*Task data:*
────
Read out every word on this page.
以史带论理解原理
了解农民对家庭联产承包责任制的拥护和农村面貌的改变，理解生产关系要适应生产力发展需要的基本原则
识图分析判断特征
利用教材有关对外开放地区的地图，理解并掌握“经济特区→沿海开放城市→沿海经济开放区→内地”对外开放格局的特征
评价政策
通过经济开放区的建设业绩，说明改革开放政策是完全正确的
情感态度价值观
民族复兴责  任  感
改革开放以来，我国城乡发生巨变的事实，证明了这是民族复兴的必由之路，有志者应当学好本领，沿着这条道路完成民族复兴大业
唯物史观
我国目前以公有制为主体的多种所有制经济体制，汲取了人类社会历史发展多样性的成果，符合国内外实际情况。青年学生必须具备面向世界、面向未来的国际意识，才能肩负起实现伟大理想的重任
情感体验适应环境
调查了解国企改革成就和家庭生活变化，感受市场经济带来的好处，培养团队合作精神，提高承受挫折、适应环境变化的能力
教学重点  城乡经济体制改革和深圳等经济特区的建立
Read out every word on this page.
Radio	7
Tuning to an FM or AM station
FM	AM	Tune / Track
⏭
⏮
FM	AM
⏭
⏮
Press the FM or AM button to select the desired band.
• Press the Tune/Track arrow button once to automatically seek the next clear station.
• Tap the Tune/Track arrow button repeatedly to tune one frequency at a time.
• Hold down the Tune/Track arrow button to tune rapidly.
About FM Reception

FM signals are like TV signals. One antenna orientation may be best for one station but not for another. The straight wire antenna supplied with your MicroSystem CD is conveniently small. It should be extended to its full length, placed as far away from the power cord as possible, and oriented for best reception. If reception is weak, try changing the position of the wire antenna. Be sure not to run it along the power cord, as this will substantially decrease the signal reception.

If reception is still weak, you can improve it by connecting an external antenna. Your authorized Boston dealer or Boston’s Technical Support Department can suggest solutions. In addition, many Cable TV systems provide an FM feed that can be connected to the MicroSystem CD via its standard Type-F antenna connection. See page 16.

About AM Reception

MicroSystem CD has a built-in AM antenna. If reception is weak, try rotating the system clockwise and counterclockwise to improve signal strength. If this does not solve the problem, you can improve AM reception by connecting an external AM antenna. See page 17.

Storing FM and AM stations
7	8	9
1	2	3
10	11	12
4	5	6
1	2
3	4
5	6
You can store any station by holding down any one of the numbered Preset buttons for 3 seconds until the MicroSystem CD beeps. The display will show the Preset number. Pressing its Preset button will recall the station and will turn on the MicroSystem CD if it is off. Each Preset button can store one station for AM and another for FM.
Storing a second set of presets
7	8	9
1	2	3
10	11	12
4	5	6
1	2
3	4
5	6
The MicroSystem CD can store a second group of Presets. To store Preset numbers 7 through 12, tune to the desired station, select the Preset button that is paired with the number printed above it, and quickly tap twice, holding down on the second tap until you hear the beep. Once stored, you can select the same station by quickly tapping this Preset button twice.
────
*Stated problem:*
Return the whole listing exactly.

*Answer in full:*
Read out every word on this page.
以史带论理解原理
了解农民对家庭联产承包责任制的拥护和农村面貌的改变，理解生产关系要适应生产力发展需要的基本原则
识图分析判断特征
利用教材有关对外开放地区的地图，理解并掌握“经济特区→沿海开放城市→沿海经济开放区→内地”对外开放格局的特征
评价政策
通过经济开放区的建设业绩，说明改革开放政策是完全正确的
情感态度价值观
民族复兴责  任  感
改革开放以来，我国城乡发生巨变的事实，证明了这是民族复兴的必由之路，有志者应当学好本领，沿着这条道路完成民族复兴大业
唯物史观
我国目前以公有制为主体的多种所有制经济体制，汲取了人类社会历史发展多样性的成果，符合国内外实际情况。青年学生必须具备面向世界、面向未来的国际意识，才能肩负起实现伟大理想的重任
情感体验适应环境
调查了解国企改革成就和家庭生活变化，感受市场经济带来的好处，培养团队合作精神，提高承受挫折、适应环境变化的能力
教学重点  城乡经济体制改革和深圳等经济特区的建立
Read out every word on this page.
Radio	7
Tuning to an FM or AM station
FM	AM	Tune / Track
⏭
⏮
FM	AM
⏭
⏮
Press the FM or AM button to select the desired band.
• Press the Tune/Track arrow button once to automatically seek the next clear station.
• Tap the Tune/Track arrow button repeatedly to tune one frequency at a time.
• Hold down the Tune/Track arrow button to tune rapidly.
About FM Reception

FM signals are like TV signals. One antenna orientation may be best for one station but not for another. The straight wire antenna supplied with your MicroSystem CD is conveniently small. It should be extended to its full length, placed as far away from the power cord as possible, and oriented for best reception. If reception is weak, try changing the position of the wire antenna. Be sure not to run it along the power cord, as this will substantially decrease the signal reception.

If reception is still weak, you can improve it by connecting an external antenna. Your authorized Boston dealer or Boston’s Technical Support Department can suggest solutions. In addition, many Cable TV systems provide an FM feed that can be connected to the MicroSystem CD via its standard Type-F antenna connection. See page 16.

About AM Reception

MicroSystem CD has a built-in AM antenna. If reception is weak, try rotating the system clockwise and counterclockwise to improve signal strength. If this does not solve the problem, you can improve AM reception by connecting an external AM antenna. See page 17.

Storing FM and AM stations
7	8	9
1	2	3
10	11	12
4	5	6
1	2
3	4
5	6
You can store any station by holding down any one of the numbered Preset buttons for 3 seconds until the MicroSystem CD beeps. The display will show the Preset number. Pressing its Preset button will recall the station and will turn on the MicroSystem CD if it is off. Each Preset button can store one station for AM and another for FM.
Storing a second set of presets
7	8	9
1	2	3
10	11	12
4	5	6
1	2
3	4
5	6
The MicroSystem CD can store a second group of Presets. To store Preset numbers 7 through 12, tune to the desired station, select the Preset button that is paired with the number printed above it, and quickly tap twice, holding down on the second tap until you hear the beep. Once stored, you can select the same station by quickly tapping this Preset button twice.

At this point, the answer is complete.